Only a number is wanted: the count of lines in this listing that contain "mạnh".

Data section:
╔══

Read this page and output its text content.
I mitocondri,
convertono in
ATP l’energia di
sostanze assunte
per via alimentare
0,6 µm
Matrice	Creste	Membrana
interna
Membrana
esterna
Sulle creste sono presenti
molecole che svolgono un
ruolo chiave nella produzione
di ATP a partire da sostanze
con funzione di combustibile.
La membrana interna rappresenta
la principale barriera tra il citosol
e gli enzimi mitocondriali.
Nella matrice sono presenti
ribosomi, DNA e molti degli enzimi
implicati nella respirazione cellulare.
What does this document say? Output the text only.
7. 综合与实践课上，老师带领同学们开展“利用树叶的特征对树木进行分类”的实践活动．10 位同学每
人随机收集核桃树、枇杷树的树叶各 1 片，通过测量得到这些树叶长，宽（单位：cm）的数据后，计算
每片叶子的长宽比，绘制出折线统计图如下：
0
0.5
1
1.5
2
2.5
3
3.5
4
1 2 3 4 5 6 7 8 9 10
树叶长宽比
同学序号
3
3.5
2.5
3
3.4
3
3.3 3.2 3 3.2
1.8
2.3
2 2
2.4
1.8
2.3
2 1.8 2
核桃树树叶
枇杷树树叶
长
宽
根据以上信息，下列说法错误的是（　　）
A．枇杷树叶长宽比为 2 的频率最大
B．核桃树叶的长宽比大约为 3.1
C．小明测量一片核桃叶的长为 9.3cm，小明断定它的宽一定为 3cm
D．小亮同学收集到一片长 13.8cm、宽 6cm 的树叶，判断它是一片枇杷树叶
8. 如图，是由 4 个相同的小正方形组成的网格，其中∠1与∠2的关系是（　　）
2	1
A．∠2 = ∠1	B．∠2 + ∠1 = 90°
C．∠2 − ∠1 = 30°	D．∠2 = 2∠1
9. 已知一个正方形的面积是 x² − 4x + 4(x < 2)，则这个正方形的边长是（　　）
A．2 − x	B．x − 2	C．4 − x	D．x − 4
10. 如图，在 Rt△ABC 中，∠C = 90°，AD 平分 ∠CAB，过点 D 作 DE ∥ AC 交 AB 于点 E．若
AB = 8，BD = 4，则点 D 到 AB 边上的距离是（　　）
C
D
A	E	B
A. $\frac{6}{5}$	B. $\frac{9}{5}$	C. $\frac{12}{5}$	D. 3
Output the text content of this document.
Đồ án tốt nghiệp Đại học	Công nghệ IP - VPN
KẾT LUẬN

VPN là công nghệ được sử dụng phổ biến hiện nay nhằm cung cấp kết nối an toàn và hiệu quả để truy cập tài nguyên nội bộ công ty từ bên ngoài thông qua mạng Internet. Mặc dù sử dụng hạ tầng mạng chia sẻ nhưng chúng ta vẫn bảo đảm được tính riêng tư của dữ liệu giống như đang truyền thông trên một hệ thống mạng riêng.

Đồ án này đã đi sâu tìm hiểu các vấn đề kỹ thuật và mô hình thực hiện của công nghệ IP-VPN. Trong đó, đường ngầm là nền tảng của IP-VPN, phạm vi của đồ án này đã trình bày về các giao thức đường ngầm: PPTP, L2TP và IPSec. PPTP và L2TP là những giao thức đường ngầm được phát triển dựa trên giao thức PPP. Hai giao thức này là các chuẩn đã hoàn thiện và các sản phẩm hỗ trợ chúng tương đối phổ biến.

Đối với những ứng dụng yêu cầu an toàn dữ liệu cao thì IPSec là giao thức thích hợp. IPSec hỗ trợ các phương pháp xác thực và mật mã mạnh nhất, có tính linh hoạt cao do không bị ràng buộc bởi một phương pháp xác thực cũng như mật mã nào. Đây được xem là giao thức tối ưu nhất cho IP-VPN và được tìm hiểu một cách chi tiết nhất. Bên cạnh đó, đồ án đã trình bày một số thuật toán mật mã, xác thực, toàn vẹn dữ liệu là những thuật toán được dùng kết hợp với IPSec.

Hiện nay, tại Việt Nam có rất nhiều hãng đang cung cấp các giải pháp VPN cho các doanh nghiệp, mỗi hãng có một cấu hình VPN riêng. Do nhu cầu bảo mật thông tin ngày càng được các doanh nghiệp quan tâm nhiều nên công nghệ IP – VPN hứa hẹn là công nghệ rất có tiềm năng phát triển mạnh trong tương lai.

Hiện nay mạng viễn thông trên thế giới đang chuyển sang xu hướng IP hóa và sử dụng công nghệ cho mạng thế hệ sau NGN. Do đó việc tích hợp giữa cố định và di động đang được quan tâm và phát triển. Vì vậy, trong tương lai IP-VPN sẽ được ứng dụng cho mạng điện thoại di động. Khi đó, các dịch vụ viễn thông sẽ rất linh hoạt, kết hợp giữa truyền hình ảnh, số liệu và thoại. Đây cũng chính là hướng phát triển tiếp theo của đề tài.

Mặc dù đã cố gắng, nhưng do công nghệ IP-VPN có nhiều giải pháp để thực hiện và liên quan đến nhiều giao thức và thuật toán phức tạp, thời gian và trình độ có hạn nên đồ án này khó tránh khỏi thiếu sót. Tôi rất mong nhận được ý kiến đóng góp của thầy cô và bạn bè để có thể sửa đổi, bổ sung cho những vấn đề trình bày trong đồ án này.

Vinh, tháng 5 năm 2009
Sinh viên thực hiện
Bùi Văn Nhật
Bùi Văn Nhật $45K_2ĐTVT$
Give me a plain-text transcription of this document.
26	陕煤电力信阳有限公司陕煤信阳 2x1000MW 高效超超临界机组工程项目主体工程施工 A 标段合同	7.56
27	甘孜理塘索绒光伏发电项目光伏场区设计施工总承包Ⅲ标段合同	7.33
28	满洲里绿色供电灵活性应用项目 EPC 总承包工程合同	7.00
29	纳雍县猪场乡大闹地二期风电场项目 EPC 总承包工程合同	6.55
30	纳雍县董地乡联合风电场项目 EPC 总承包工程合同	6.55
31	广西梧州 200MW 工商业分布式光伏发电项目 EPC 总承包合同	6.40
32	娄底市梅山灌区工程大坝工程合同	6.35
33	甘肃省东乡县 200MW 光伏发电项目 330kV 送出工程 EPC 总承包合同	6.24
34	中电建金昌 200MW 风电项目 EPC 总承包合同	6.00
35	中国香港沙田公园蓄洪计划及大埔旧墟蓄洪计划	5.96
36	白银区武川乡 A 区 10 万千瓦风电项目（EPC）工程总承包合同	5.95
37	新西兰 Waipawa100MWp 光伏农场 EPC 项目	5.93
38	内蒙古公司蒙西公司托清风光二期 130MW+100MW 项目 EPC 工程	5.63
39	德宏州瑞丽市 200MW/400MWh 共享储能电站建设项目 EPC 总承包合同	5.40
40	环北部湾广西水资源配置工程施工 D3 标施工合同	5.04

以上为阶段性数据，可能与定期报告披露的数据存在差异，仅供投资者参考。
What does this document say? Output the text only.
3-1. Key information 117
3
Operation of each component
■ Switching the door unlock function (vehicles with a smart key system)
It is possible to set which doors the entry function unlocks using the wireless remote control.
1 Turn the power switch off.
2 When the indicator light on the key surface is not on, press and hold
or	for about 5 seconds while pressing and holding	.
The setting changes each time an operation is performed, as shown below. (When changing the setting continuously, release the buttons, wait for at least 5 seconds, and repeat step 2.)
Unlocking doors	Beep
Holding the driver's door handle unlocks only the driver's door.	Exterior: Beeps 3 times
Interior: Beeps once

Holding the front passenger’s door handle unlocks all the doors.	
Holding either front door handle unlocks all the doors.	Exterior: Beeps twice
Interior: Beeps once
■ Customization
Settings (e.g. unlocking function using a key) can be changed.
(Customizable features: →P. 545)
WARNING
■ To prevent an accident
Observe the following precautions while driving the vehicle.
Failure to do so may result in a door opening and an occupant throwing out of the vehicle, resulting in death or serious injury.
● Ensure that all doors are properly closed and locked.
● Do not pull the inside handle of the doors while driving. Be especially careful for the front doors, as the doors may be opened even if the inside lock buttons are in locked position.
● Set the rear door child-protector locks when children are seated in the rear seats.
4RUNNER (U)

╚══

Exercise output: 2